**REQUIRED TASK**.
Look through the data below and return each line where "Design" appears.

**Data entries**.

↓↓↓

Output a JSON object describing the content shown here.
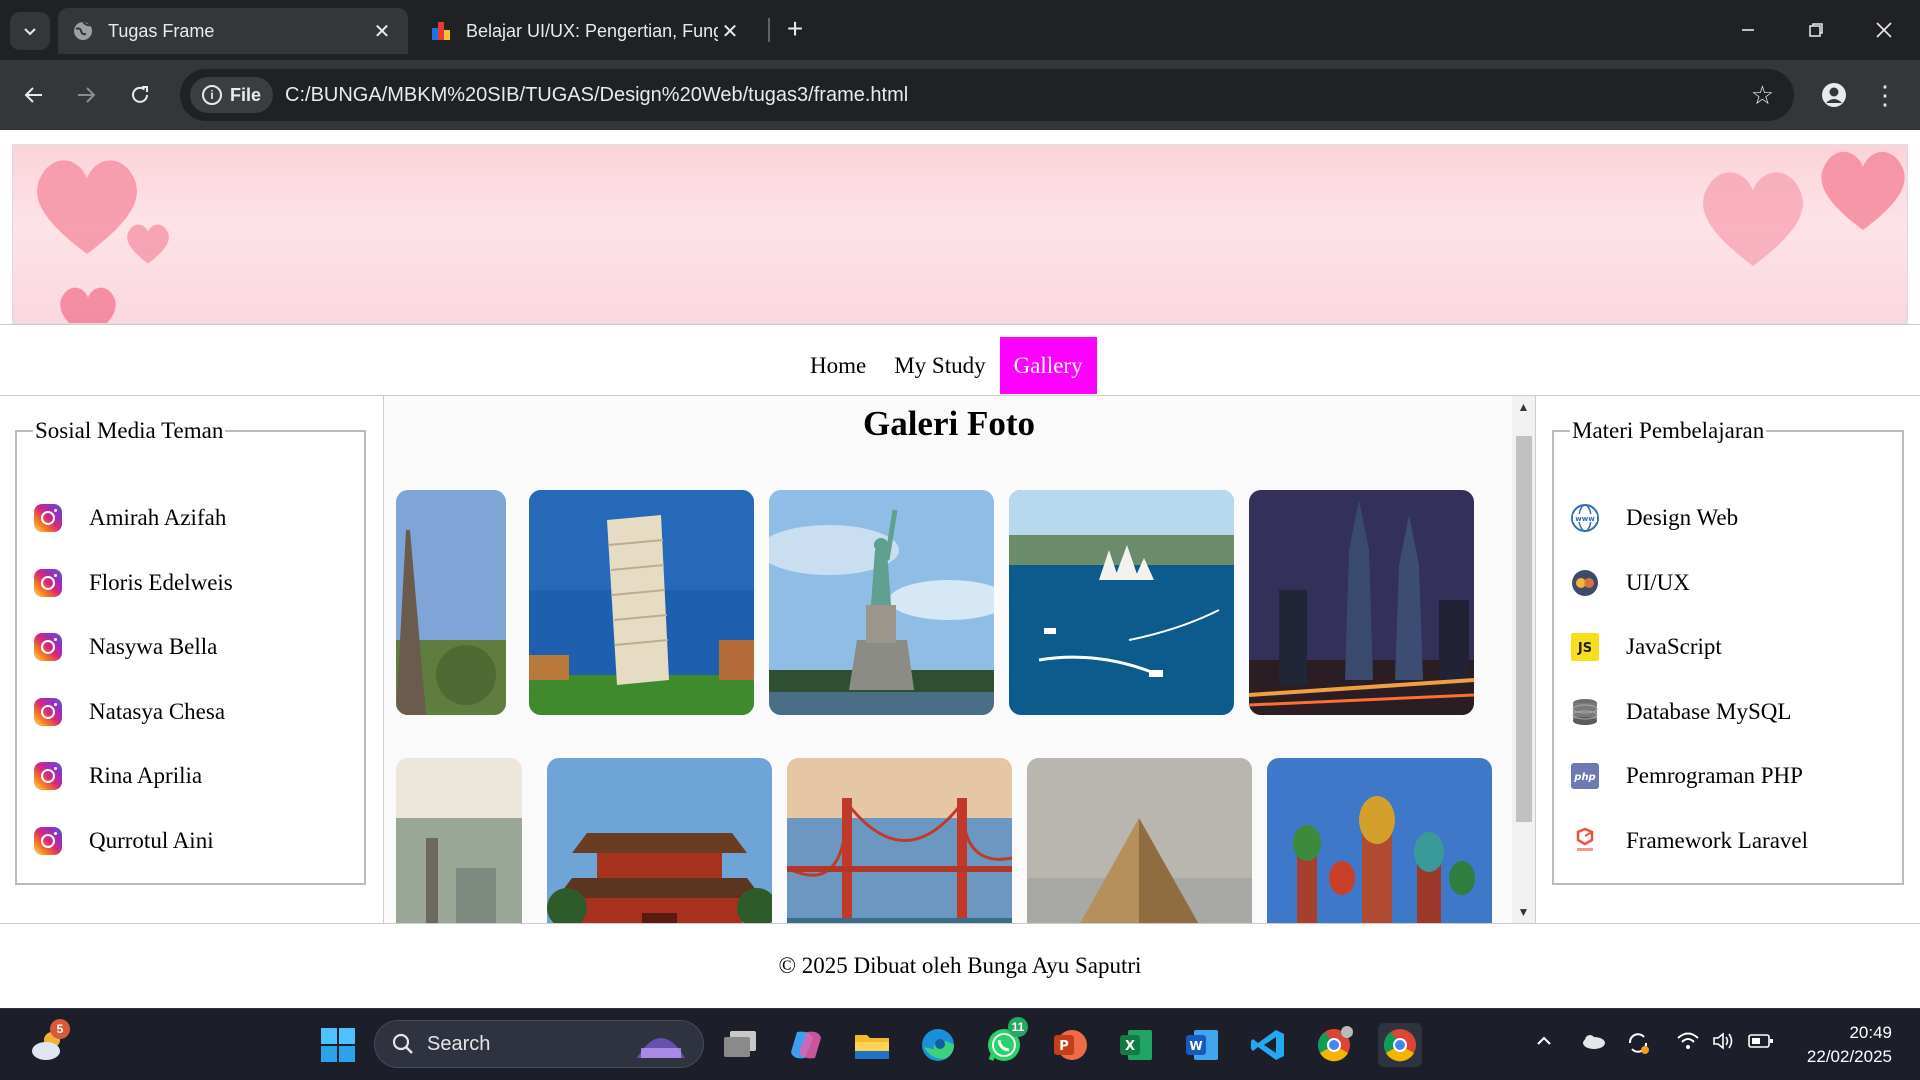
{
  "browser": {
    "tabs": [
      {
        "title": "Tugas Frame",
        "active": true
      },
      {
        "title": "Belajar UI/UX: Pengertian, Fungsi",
        "active": false
      }
    ],
    "site_chip": "File",
    "url": "C:/BUNGA/MBKM%20SIB/TUGAS/Design%20Web/tugas3/frame.html"
  },
  "page": {
    "nav": [
      {
        "label": "Home"
      },
      {
        "label": "My Study"
      },
      {
        "label": "Gallery"
      }
    ],
    "left_box": {
      "title": "Sosial Media Teman",
      "items": [
        {
          "label": "Amirah Azifah",
          "icon": "instagram-icon"
        },
        {
          "label": "Floris Edelweis",
          "icon": "instagram-icon"
        },
        {
          "label": "Nasywa Bella",
          "icon": "instagram-icon"
        },
        {
          "label": "Natasya Chesa",
          "icon": "instagram-icon"
        },
        {
          "label": "Rina Aprilia",
          "icon": "instagram-icon"
        },
        {
          "label": "Qurrotul Aini",
          "icon": "instagram-icon"
        }
      ]
    },
    "right_box": {
      "title": "Materi Pembelajaran",
      "items": [
        {
          "label": "Design Web",
          "icon": "www-globe-icon"
        },
        {
          "label": "UI/UX",
          "icon": "uiux-icon"
        },
        {
          "label": "JavaScript",
          "icon": "javascript-icon"
        },
        {
          "label": "Database MySQL",
          "icon": "database-icon"
        },
        {
          "label": "Pemrograman PHP",
          "icon": "php-icon"
        },
        {
          "label": "Framework Laravel",
          "icon": "laravel-icon"
        }
      ]
    },
    "gallery": {
      "title": "Galeri Foto",
      "photos": [
        {
          "name": "eiffel-tower-photo"
        },
        {
          "name": "leaning-tower-of-pisa-photo"
        },
        {
          "name": "statue-of-liberty-photo"
        },
        {
          "name": "sydney-opera-house-photo"
        },
        {
          "name": "petronas-towers-photo"
        },
        {
          "name": "london-city-photo"
        },
        {
          "name": "forbidden-city-photo"
        },
        {
          "name": "golden-gate-bridge-photo"
        },
        {
          "name": "pyramid-photo"
        },
        {
          "name": "st-basils-cathedral-photo"
        }
      ]
    },
    "footer": "© 2025 Dibuat oleh Bunga Ayu Saputri"
  },
  "taskbar": {
    "weather_badge": "5",
    "search_placeholder": "Search",
    "whatsapp_badge": "11",
    "time": "20:49",
    "date": "22/02/2025"
  },
  "colors": {
    "nav_active": "#ff00ff",
    "chrome_dark": "#202124",
    "chrome_toolbar": "#35363a"
  }
}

↑↑↑

**FULL OUTPUT**.
    "url": "C:/BUNGA/MBKM%20SIB/TUGAS/Design%20Web/tugas3/frame.html"
          "label": "Design Web",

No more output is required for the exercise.